▸ RAW RECORDS

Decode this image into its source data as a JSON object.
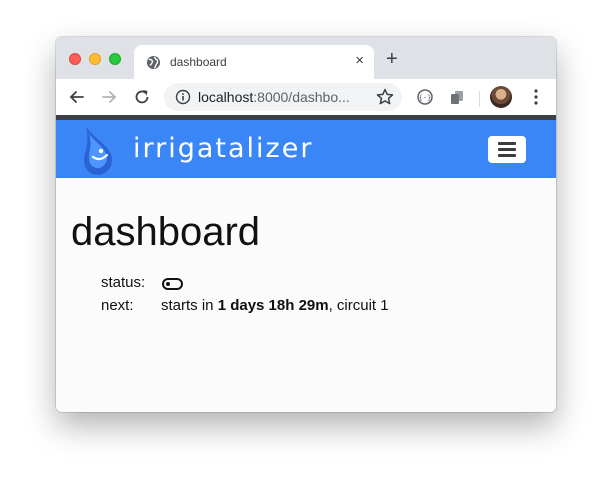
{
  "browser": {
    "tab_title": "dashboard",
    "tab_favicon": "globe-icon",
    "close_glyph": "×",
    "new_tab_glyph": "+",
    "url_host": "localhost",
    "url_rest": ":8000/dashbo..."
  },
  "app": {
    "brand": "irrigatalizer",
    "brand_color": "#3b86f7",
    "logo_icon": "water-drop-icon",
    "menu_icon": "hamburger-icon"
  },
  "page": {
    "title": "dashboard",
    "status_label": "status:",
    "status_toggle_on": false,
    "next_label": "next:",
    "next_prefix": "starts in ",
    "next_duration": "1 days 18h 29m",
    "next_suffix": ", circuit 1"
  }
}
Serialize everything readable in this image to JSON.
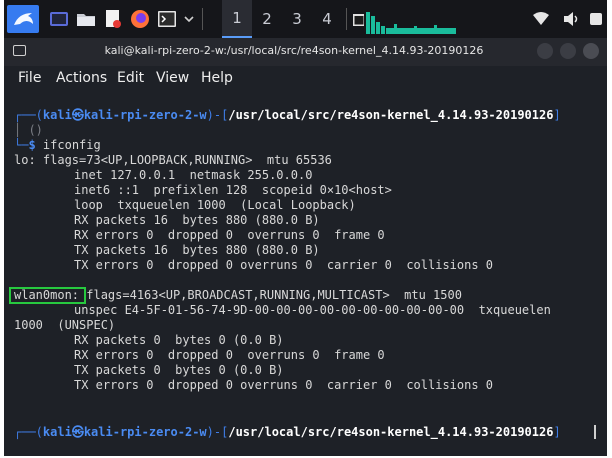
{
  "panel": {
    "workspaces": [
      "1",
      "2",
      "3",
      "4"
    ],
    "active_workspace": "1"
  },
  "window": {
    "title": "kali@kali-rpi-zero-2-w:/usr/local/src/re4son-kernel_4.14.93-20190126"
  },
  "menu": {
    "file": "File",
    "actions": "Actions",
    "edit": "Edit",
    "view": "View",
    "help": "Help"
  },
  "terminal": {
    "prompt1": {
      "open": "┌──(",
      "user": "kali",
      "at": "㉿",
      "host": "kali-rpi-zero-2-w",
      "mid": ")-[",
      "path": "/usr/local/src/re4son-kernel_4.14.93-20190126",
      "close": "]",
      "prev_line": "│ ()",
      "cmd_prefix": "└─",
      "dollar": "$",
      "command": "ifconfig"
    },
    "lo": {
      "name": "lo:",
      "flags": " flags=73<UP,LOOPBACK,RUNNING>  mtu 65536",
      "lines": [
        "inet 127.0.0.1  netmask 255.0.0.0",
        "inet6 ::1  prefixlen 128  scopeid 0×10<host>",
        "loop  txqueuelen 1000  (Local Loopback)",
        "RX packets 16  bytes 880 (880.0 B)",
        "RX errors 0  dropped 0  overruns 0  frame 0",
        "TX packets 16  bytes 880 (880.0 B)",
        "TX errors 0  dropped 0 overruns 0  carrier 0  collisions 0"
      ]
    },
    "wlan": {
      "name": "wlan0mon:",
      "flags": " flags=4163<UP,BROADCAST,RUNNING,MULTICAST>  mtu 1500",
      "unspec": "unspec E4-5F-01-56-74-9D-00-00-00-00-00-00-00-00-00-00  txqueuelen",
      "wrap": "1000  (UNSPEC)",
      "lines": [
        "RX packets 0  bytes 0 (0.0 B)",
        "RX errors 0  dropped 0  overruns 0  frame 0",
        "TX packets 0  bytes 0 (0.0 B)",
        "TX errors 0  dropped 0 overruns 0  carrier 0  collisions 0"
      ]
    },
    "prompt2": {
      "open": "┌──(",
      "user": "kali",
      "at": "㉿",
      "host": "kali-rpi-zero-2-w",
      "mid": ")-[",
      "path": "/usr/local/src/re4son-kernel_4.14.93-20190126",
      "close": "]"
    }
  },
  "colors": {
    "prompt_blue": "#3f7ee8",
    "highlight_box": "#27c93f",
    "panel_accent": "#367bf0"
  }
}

▸ TASK TO CARRY OUT
In the records above, locate every line with the string "flags" and copy it.

▸ SOLUTION FOR THIS TASK
      "flags": " flags=73<UP,LOOPBACK,RUNNING>  mtu 65536",
      "flags": " flags=4163<UP,BROADCAST,RUNNING,MULTICAST>  mtu 1500",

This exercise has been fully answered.